──────── PROVIDED DATA

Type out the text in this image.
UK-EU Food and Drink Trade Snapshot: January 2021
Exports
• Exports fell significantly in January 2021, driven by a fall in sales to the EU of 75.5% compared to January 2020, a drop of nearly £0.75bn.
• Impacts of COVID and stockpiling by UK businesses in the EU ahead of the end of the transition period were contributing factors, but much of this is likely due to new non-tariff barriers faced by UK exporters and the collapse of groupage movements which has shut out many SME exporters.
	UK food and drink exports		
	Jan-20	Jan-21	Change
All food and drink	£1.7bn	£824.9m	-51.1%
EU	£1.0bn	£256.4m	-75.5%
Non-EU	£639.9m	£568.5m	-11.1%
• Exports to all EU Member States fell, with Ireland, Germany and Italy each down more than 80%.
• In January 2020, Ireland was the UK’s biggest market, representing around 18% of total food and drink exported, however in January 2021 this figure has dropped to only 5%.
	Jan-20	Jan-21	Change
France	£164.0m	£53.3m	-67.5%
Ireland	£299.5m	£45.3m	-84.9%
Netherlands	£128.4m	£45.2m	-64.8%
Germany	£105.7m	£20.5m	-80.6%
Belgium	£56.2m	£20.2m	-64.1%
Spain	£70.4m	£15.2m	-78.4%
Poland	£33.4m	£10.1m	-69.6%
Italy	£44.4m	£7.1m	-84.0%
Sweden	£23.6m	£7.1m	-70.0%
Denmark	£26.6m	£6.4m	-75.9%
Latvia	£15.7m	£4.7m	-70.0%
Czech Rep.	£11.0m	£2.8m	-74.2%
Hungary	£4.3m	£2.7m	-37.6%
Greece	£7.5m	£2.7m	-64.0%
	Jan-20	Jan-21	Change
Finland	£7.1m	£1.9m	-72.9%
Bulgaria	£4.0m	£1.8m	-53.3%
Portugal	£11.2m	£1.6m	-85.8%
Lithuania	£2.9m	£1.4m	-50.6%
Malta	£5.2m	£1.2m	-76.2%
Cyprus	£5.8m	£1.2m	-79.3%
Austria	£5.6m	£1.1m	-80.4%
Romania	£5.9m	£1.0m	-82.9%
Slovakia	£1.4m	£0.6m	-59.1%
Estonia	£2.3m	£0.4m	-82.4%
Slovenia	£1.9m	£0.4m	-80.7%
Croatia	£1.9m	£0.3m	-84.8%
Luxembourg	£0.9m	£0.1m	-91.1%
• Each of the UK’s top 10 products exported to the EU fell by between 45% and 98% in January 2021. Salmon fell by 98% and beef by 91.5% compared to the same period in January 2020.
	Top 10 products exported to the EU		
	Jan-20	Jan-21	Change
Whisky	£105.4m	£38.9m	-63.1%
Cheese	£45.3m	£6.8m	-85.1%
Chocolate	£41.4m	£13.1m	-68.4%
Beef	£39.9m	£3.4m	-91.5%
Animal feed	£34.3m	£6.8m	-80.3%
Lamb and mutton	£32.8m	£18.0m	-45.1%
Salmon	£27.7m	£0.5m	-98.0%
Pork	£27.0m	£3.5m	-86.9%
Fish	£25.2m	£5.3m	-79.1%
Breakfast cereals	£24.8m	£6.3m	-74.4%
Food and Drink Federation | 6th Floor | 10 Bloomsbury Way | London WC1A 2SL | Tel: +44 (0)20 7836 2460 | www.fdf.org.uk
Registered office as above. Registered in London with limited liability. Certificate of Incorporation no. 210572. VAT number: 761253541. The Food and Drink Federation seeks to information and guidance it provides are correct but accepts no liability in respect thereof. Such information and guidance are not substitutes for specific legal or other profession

────────────────

**WRITTEN EXERCISE:** Repeat the data verbatim.

**THE SOLUTION:**
Type out the text in this image.
UK-EU Food and Drink Trade Snapshot: January 2021
Exports
• Exports fell significantly in January 2021, driven by a fall in sales to the EU of 75.5% compared to January 2020, a drop of nearly £0.75bn.
• Impacts of COVID and stockpiling by UK businesses in the EU ahead of the end of the transition period were contributing factors, but much of this is likely due to new non-tariff barriers faced by UK exporters and the collapse of groupage movements which has shut out many SME exporters.
	UK food and drink exports		
	Jan-20	Jan-21	Change
All food and drink	£1.7bn	£824.9m	-51.1%
EU	£1.0bn	£256.4m	-75.5%
Non-EU	£639.9m	£568.5m	-11.1%
• Exports to all EU Member States fell, with Ireland, Germany and Italy each down more than 80%.
• In January 2020, Ireland was the UK’s biggest market, representing around 18% of total food and drink exported, however in January 2021 this figure has dropped to only 5%.
	Jan-20	Jan-21	Change
France	£164.0m	£53.3m	-67.5%
Ireland	£299.5m	£45.3m	-84.9%
Netherlands	£128.4m	£45.2m	-64.8%
Germany	£105.7m	£20.5m	-80.6%
Belgium	£56.2m	£20.2m	-64.1%
Spain	£70.4m	£15.2m	-78.4%
Poland	£33.4m	£10.1m	-69.6%
Italy	£44.4m	£7.1m	-84.0%
Sweden	£23.6m	£7.1m	-70.0%
Denmark	£26.6m	£6.4m	-75.9%
Latvia	£15.7m	£4.7m	-70.0%
Czech Rep.	£11.0m	£2.8m	-74.2%
Hungary	£4.3m	£2.7m	-37.6%
Greece	£7.5m	£2.7m	-64.0%
	Jan-20	Jan-21	Change
Finland	£7.1m	£1.9m	-72.9%
Bulgaria	£4.0m	£1.8m	-53.3%
Portugal	£11.2m	£1.6m	-85.8%
Lithuania	£2.9m	£1.4m	-50.6%
Malta	£5.2m	£1.2m	-76.2%
Cyprus	£5.8m	£1.2m	-79.3%
Austria	£5.6m	£1.1m	-80.4%
Romania	£5.9m	£1.0m	-82.9%
Slovakia	£1.4m	£0.6m	-59.1%
Estonia	£2.3m	£0.4m	-82.4%
Slovenia	£1.9m	£0.4m	-80.7%
Croatia	£1.9m	£0.3m	-84.8%
Luxembourg	£0.9m	£0.1m	-91.1%
• Each of the UK’s top 10 products exported to the EU fell by between 45% and 98% in January 2021. Salmon fell by 98% and beef by 91.5% compared to the same period in January 2020.
	Top 10 products exported to the EU		
	Jan-20	Jan-21	Change
Whisky	£105.4m	£38.9m	-63.1%
Cheese	£45.3m	£6.8m	-85.1%
Chocolate	£41.4m	£13.1m	-68.4%
Beef	£39.9m	£3.4m	-91.5%
Animal feed	£34.3m	£6.8m	-80.3%
Lamb and mutton	£32.8m	£18.0m	-45.1%
Salmon	£27.7m	£0.5m	-98.0%
Pork	£27.0m	£3.5m	-86.9%
Fish	£25.2m	£5.3m	-79.1%
Breakfast cereals	£24.8m	£6.3m	-74.4%
Food and Drink Federation | 6th Floor | 10 Bloomsbury Way | London WC1A 2SL | Tel: +44 (0)20 7836 2460 | www.fdf.org.uk
Registered office as above. Registered in London with limited liability. Certificate of Incorporation no. 210572. VAT number: 761253541. The Food and Drink Federation seeks to information and guidance it provides are correct but accepts no liability in respect thereof. Such information and guidance are not substitutes for specific legal or other profession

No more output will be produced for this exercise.